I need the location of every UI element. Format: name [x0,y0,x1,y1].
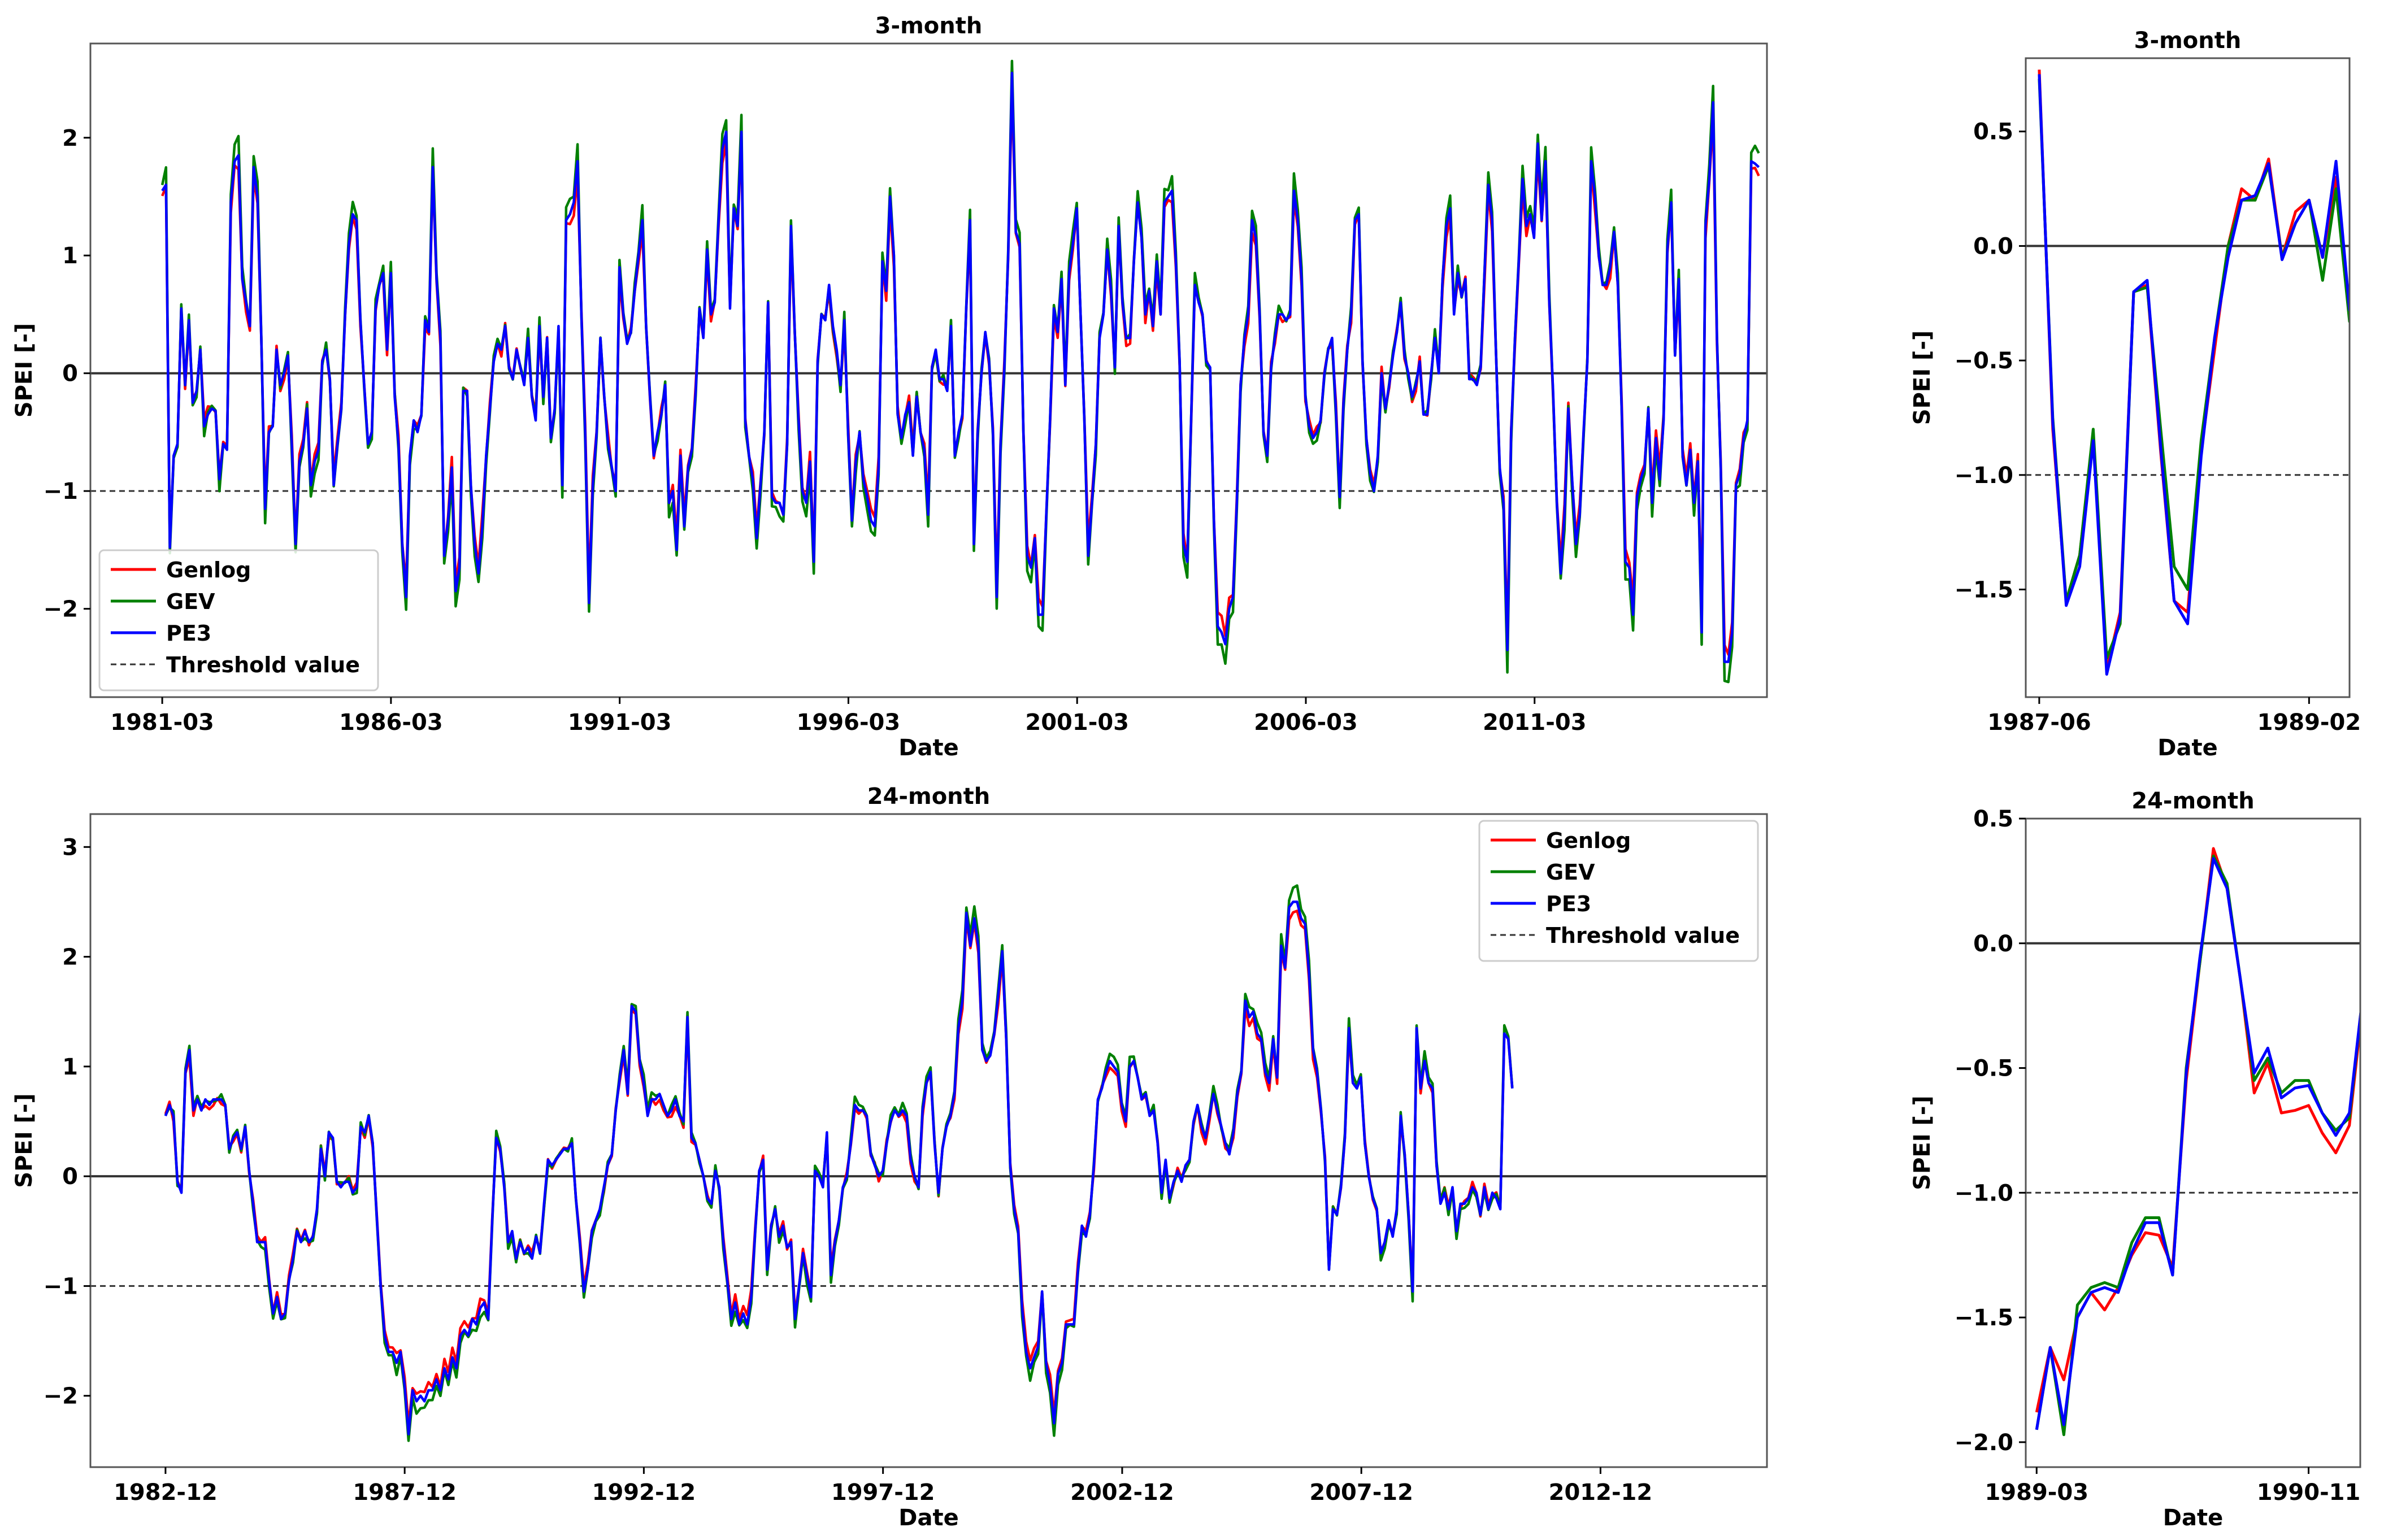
axes-frame [89,42,1768,698]
chart-main24: 24-month −2 −1 0 1 2 3 1982-12 1987-12 1992-12 199… [11,784,1768,1531]
axes-frame [2025,817,2361,1468]
y-tick-label: 0.0 [1973,931,2013,957]
y-tick-label: −1.0 [1955,1180,2013,1206]
series-line-genlog [2038,69,2350,671]
plot-area [2026,847,2360,1437]
x-tick-label: 1987-06 [1987,710,2091,736]
y-tick-label: 0 [62,361,78,387]
x-tick-label: 1997-12 [831,1480,935,1506]
y-tick-label: −1 [44,1273,78,1299]
y-tick-label: −0.5 [1955,1056,2013,1082]
y-axis-label: SPEI [-] [1909,330,1935,425]
chart-main3: 3-month −2 −1 0 1 2 1981-03 1986-03 1991-03 1996-… [11,13,1768,761]
axes-frame [89,813,1768,1468]
x-tick-label: 1991-03 [568,710,672,736]
legend: Genlog GEV PE3 Threshold value [98,549,379,691]
y-tick-label: −2 [44,597,78,623]
y-tick-label: 0 [62,1164,78,1190]
y-tick-label: 1 [62,243,78,269]
y-tick-label: −1.0 [1955,463,2013,489]
y-tick-label: −2.0 [1955,1430,2013,1456]
y-tick-label: −0.5 [1955,348,2013,374]
y-tick-label: 0.0 [1973,233,2013,259]
legend-label: PE3 [1546,891,1591,916]
series-line-pe3 [2038,74,2350,676]
series-line-gev [164,884,1514,1442]
legend-label: Genlog [1546,828,1631,853]
plot-area [2026,69,2350,676]
x-tick-label: 1987-12 [353,1480,457,1506]
x-tick-label: 1982-12 [114,1480,218,1506]
x-axis-label: Date [2157,735,2217,761]
legend-box [98,549,379,691]
legend-label: Threshold value [1546,923,1740,948]
legend-box [1478,820,1759,962]
x-tick-label: 1989-02 [2257,710,2361,736]
x-tick-label: 1989-03 [1985,1480,2088,1506]
chart-title: 3-month [875,13,983,39]
chart-zoom3: 3-month −1.5 −1.0 −0.5 0.0 0.5 1987-06 1989-02 D… [1909,28,2361,761]
x-tick-label: 1996-03 [797,710,901,736]
plot-area [90,884,1767,1442]
x-tick-label: 2012-12 [1549,1480,1653,1506]
y-tick-label: −2 [44,1384,78,1410]
x-tick-label: 2011-03 [1483,710,1587,736]
series-line-gev [160,59,1760,684]
legend-label: Genlog [166,558,251,582]
legend-label: GEV [166,589,215,614]
series-line-pe3 [2035,857,2360,1430]
series-line-pe3 [161,71,1760,663]
x-tick-label: 2007-12 [1309,1480,1413,1506]
x-tick-label: 2001-03 [1025,710,1129,736]
y-tick-label: 0.5 [1973,119,2013,145]
series-line-gev [2038,79,2350,660]
y-tick-label: 2 [62,125,78,151]
y-tick-label: 1 [62,1054,78,1080]
x-tick-label: 1990-11 [2257,1480,2361,1506]
y-tick-label: 3 [62,834,78,860]
x-axis-label: Date [898,735,958,761]
y-axis-label: SPEI [-] [11,323,37,417]
chart-zoom24: 24-month −2.0 −1.5 −1.0 −0.5 0.0 0.5 1989-03 199… [1909,788,2361,1531]
y-tick-label: −1.5 [1955,577,2013,603]
y-tick-label: 0.5 [1973,806,2013,832]
legend-label: Threshold value [166,652,360,677]
y-axis-label: SPEI [-] [1909,1095,1935,1190]
x-tick-label: 2002-12 [1070,1480,1174,1506]
x-tick-label: 1981-03 [110,710,214,736]
legend-label: PE3 [166,621,211,646]
x-axis-label: Date [898,1505,958,1531]
chart-title: 24-month [2131,788,2255,814]
y-tick-label: 2 [62,945,78,971]
series-line-genlog [161,85,1760,656]
y-axis-label: SPEI [-] [11,1093,37,1187]
legend-label: GEV [1546,860,1595,885]
x-tick-label: 1992-12 [592,1480,696,1506]
legend: Genlog GEV PE3 Threshold value [1478,820,1759,962]
plot-area [90,59,1767,684]
y-tick-label: −1 [44,478,78,504]
y-tick-label: −1.5 [1955,1305,2013,1331]
x-axis-label: Date [2163,1505,2223,1531]
axes-frame [2025,57,2351,698]
x-tick-label: 1986-03 [339,710,443,736]
chart-title: 24-month [867,784,991,810]
x-tick-label: 2006-03 [1254,710,1358,736]
chart-title: 3-month [2134,28,2242,54]
series-line-pe3 [164,900,1514,1435]
series-line-genlog [2035,847,2360,1413]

+ + + + + + +

■ **Task objective**
Rewrite all the items above with "Threshold value" swapped for "Threshold level" and everything else left unchanged. Leave the pictures out.

■ **Finished answer**
I need the location of every UI element. Format: name [x0,y0,x1,y1].
axes-frame [89,42,1768,698]
chart-main24: 24-month −2 −1 0 1 2 3 1982-12 1987-12 1992-12 199… [11,784,1768,1531]
axes-frame [2025,817,2361,1468]
y-tick-label: 0.0 [1973,931,2013,957]
y-tick-label: −1.0 [1955,1180,2013,1206]
series-line-genlog [2038,69,2350,671]
plot-area [2026,847,2360,1437]
x-tick-label: 1987-06 [1987,710,2091,736]
y-tick-label: 0 [62,361,78,387]
x-tick-label: 1997-12 [831,1480,935,1506]
y-tick-label: −1 [44,1273,78,1299]
y-tick-label: −0.5 [1955,1056,2013,1082]
y-axis-label: SPEI [-] [1909,330,1935,425]
chart-main3: 3-month −2 −1 0 1 2 1981-03 1986-03 1991-03 1996-… [11,13,1768,761]
axes-frame [89,813,1768,1468]
x-tick-label: 1991-03 [568,710,672,736]
legend: Genlog GEV PE3 Threshold level [98,549,379,691]
y-tick-label: −2 [44,597,78,623]
y-tick-label: 0 [62,1164,78,1190]
y-tick-label: 1 [62,243,78,269]
y-tick-label: −1.0 [1955,463,2013,489]
y-tick-label: −2.0 [1955,1430,2013,1456]
y-tick-label: −0.5 [1955,348,2013,374]
y-tick-label: 0.0 [1973,233,2013,259]
legend-label: PE3 [1546,891,1591,916]
series-line-pe3 [2038,74,2350,676]
series-line-gev [164,884,1514,1442]
legend-label: Genlog [1546,828,1631,853]
plot-area [2026,69,2350,676]
x-tick-label: 1987-12 [353,1480,457,1506]
x-tick-label: 1982-12 [114,1480,218,1506]
x-axis-label: Date [2157,735,2217,761]
legend-box [98,549,379,691]
legend-label: Threshold level [1546,923,1740,948]
legend-box [1478,820,1759,962]
x-tick-label: 1989-02 [2257,710,2361,736]
x-tick-label: 1989-03 [1985,1480,2088,1506]
chart-title: 3-month [875,13,983,39]
chart-zoom3: 3-month −1.5 −1.0 −0.5 0.0 0.5 1987-06 1989-02 D… [1909,28,2361,761]
x-tick-label: 1996-03 [797,710,901,736]
plot-area [90,884,1767,1442]
x-tick-label: 2012-12 [1549,1480,1653,1506]
y-tick-label: −2 [44,1384,78,1410]
x-tick-label: 2011-03 [1483,710,1587,736]
series-line-gev [160,59,1760,684]
legend-label: Genlog [166,558,251,582]
legend-label: GEV [166,589,215,614]
series-line-pe3 [2035,857,2360,1430]
series-line-pe3 [161,71,1760,663]
x-tick-label: 2007-12 [1309,1480,1413,1506]
x-tick-label: 2001-03 [1025,710,1129,736]
y-tick-label: 0.5 [1973,119,2013,145]
series-line-gev [2038,79,2350,660]
y-tick-label: 2 [62,125,78,151]
y-tick-label: 1 [62,1054,78,1080]
x-tick-label: 1990-11 [2257,1480,2361,1506]
y-tick-label: 3 [62,834,78,860]
x-axis-label: Date [898,735,958,761]
y-axis-label: SPEI [-] [11,323,37,417]
chart-zoom24: 24-month −2.0 −1.5 −1.0 −0.5 0.0 0.5 1989-03 199… [1909,788,2361,1531]
y-tick-label: −1.5 [1955,577,2013,603]
y-tick-label: 0.5 [1973,806,2013,832]
legend-label: Threshold level [166,652,360,677]
y-axis-label: SPEI [-] [1909,1095,1935,1190]
x-tick-label: 2002-12 [1070,1480,1174,1506]
x-tick-label: 1981-03 [110,710,214,736]
legend-label: PE3 [166,621,211,646]
x-axis-label: Date [898,1505,958,1531]
chart-title: 24-month [2131,788,2255,814]
y-tick-label: 2 [62,945,78,971]
series-line-genlog [161,85,1760,656]
y-axis-label: SPEI [-] [11,1093,37,1187]
legend-label: GEV [1546,860,1595,885]
x-tick-label: 1992-12 [592,1480,696,1506]
legend: Genlog GEV PE3 Threshold level [1478,820,1759,962]
plot-area [90,59,1767,684]
y-tick-label: −1 [44,478,78,504]
y-tick-label: −1.5 [1955,1305,2013,1331]
x-axis-label: Date [2163,1505,2223,1531]
axes-frame [2025,57,2351,698]
x-tick-label: 1986-03 [339,710,443,736]
chart-title: 24-month [867,784,991,810]
x-tick-label: 2006-03 [1254,710,1358,736]
chart-title: 3-month [2134,28,2242,54]
series-line-pe3 [164,900,1514,1435]
series-line-genlog [2035,847,2360,1413]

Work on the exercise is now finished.